## What the task asks
For this exercise, copy out each line of the material below that includes "structured".

(begin)

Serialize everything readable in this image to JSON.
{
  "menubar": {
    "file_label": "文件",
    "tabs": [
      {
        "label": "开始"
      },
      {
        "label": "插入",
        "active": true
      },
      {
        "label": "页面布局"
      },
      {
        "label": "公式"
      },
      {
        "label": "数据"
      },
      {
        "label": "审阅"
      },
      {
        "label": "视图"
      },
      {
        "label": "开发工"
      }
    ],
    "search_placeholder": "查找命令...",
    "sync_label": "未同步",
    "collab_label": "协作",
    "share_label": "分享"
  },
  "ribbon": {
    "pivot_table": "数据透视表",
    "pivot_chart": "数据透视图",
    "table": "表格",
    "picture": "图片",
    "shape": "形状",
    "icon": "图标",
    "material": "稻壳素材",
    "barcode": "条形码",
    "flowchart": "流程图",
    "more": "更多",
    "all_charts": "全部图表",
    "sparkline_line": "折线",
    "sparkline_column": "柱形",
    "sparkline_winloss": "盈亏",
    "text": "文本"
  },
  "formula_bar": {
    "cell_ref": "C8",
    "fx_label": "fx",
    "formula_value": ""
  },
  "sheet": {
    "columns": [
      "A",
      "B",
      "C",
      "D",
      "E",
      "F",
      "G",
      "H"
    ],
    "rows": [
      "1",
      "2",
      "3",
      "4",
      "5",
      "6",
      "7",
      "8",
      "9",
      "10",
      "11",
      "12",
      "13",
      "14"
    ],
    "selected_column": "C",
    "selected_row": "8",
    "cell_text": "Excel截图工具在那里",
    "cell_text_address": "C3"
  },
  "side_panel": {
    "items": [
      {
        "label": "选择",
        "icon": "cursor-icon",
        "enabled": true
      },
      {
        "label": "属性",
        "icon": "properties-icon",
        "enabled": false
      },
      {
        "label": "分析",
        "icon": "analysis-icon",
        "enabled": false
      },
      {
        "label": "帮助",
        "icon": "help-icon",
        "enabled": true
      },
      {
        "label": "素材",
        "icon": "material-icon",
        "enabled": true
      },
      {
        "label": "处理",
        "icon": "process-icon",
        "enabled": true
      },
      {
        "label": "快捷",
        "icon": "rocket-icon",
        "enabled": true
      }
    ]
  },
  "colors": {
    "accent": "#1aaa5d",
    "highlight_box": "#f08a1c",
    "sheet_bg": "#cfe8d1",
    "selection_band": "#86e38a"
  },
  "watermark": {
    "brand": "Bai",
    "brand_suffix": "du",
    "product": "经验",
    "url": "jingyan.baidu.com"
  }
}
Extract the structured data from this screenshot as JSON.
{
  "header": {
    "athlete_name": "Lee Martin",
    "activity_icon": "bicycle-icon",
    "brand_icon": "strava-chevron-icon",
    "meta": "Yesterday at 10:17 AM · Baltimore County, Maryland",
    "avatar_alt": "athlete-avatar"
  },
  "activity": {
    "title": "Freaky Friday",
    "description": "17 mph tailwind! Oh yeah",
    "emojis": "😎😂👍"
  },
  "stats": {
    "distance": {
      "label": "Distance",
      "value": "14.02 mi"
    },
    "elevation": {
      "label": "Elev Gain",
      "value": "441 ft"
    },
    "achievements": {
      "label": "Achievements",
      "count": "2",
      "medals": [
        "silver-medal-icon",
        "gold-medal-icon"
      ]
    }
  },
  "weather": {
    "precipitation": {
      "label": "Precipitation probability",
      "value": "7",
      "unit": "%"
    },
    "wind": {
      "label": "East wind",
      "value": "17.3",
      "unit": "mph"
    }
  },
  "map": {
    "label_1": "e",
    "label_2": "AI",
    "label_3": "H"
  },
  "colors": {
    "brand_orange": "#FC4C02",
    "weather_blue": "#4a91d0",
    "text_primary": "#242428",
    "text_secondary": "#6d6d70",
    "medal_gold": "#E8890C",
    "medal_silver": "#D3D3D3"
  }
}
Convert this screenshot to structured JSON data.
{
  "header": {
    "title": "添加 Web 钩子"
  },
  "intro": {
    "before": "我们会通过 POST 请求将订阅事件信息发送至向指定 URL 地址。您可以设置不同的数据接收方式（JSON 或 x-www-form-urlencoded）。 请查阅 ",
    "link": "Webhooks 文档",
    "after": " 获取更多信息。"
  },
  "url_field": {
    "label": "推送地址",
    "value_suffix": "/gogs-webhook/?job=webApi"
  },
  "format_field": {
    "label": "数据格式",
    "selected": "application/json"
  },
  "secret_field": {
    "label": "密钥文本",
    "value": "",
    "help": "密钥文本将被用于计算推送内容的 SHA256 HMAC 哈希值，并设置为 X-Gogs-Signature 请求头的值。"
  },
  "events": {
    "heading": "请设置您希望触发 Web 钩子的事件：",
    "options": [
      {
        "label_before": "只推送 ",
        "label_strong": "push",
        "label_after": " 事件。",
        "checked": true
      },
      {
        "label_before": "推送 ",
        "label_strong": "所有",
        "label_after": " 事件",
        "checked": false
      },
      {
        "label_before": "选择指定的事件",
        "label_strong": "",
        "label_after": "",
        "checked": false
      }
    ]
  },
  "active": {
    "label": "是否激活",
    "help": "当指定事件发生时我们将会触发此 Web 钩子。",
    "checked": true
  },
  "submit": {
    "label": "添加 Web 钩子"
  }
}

(end)

## Output for this task
Extract the structured data from this screenshot as JSON.
Convert this screenshot to structured JSON data.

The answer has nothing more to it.